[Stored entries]
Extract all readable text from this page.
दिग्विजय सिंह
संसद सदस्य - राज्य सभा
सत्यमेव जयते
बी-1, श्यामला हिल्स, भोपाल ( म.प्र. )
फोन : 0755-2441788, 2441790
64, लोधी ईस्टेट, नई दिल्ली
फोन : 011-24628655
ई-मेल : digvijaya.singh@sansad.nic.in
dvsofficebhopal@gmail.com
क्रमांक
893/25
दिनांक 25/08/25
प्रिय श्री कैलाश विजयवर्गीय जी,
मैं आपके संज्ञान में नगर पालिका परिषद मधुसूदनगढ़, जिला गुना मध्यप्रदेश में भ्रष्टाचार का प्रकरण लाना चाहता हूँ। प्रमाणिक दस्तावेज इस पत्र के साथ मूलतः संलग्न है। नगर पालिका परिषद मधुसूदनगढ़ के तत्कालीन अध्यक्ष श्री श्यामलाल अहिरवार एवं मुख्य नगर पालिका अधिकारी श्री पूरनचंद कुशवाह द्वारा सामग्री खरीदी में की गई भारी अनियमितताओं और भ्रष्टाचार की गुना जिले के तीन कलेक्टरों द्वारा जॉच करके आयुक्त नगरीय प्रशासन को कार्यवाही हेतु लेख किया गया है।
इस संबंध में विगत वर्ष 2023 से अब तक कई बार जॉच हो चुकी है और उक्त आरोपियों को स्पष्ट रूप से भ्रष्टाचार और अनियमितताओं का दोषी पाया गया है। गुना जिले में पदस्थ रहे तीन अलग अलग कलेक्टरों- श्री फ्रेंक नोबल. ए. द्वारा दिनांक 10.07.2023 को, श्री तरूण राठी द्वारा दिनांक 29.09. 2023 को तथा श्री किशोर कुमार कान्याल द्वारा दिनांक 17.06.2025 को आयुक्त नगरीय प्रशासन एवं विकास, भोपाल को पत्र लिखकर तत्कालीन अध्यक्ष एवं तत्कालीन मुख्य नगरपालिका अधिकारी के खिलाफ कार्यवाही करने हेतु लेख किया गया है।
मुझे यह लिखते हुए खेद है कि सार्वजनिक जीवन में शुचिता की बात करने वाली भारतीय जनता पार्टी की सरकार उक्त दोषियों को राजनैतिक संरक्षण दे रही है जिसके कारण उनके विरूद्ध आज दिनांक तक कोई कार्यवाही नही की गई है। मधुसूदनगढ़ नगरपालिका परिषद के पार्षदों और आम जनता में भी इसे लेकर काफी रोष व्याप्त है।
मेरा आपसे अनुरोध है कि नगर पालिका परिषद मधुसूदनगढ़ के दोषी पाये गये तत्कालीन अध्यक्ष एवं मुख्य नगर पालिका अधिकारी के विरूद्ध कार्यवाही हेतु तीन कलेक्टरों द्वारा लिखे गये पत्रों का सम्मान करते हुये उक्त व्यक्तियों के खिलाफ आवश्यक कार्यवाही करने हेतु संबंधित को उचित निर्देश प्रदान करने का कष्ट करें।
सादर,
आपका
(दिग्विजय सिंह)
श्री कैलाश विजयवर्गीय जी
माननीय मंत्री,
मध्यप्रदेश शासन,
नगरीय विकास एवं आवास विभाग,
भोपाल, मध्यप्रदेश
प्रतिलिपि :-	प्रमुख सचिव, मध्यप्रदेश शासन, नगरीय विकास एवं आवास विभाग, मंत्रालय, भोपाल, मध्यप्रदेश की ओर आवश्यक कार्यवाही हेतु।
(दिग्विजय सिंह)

EXERCISE PROMPT
Extract the full set of entries word for word.

RESULT OF THIS EXERCISE
Extract all readable text from this page.
दिग्विजय सिंह
संसद सदस्य - राज्य सभा
सत्यमेव जयते
बी-1, श्यामला हिल्स, भोपाल ( म.प्र. )
फोन : 0755-2441788, 2441790
64, लोधी ईस्टेट, नई दिल्ली
फोन : 011-24628655
ई-मेल : digvijaya.singh@sansad.nic.in
dvsofficebhopal@gmail.com
क्रमांक
893/25
दिनांक 25/08/25
प्रिय श्री कैलाश विजयवर्गीय जी,
मैं आपके संज्ञान में नगर पालिका परिषद मधुसूदनगढ़, जिला गुना मध्यप्रदेश में भ्रष्टाचार का प्रकरण लाना चाहता हूँ। प्रमाणिक दस्तावेज इस पत्र के साथ मूलतः संलग्न है। नगर पालिका परिषद मधुसूदनगढ़ के तत्कालीन अध्यक्ष श्री श्यामलाल अहिरवार एवं मुख्य नगर पालिका अधिकारी श्री पूरनचंद कुशवाह द्वारा सामग्री खरीदी में की गई भारी अनियमितताओं और भ्रष्टाचार की गुना जिले के तीन कलेक्टरों द्वारा जॉच करके आयुक्त नगरीय प्रशासन को कार्यवाही हेतु लेख किया गया है।
इस संबंध में विगत वर्ष 2023 से अब तक कई बार जॉच हो चुकी है और उक्त आरोपियों को स्पष्ट रूप से भ्रष्टाचार और अनियमितताओं का दोषी पाया गया है। गुना जिले में पदस्थ रहे तीन अलग अलग कलेक्टरों- श्री फ्रेंक नोबल. ए. द्वारा दिनांक 10.07.2023 को, श्री तरूण राठी द्वारा दिनांक 29.09. 2023 को तथा श्री किशोर कुमार कान्याल द्वारा दिनांक 17.06.2025 को आयुक्त नगरीय प्रशासन एवं विकास, भोपाल को पत्र लिखकर तत्कालीन अध्यक्ष एवं तत्कालीन मुख्य नगरपालिका अधिकारी के खिलाफ कार्यवाही करने हेतु लेख किया गया है।
मुझे यह लिखते हुए खेद है कि सार्वजनिक जीवन में शुचिता की बात करने वाली भारतीय जनता पार्टी की सरकार उक्त दोषियों को राजनैतिक संरक्षण दे रही है जिसके कारण उनके विरूद्ध आज दिनांक तक कोई कार्यवाही नही की गई है। मधुसूदनगढ़ नगरपालिका परिषद के पार्षदों और आम जनता में भी इसे लेकर काफी रोष व्याप्त है।
मेरा आपसे अनुरोध है कि नगर पालिका परिषद मधुसूदनगढ़ के दोषी पाये गये तत्कालीन अध्यक्ष एवं मुख्य नगर पालिका अधिकारी के विरूद्ध कार्यवाही हेतु तीन कलेक्टरों द्वारा लिखे गये पत्रों का सम्मान करते हुये उक्त व्यक्तियों के खिलाफ आवश्यक कार्यवाही करने हेतु संबंधित को उचित निर्देश प्रदान करने का कष्ट करें।
सादर,
आपका
(दिग्विजय सिंह)
श्री कैलाश विजयवर्गीय जी
माननीय मंत्री,
मध्यप्रदेश शासन,
नगरीय विकास एवं आवास विभाग,
भोपाल, मध्यप्रदेश
प्रतिलिपि :-	प्रमुख सचिव, मध्यप्रदेश शासन, नगरीय विकास एवं आवास विभाग, मंत्रालय, भोपाल, मध्यप्रदेश की ओर आवश्यक कार्यवाही हेतु।
(दिग्विजय सिंह)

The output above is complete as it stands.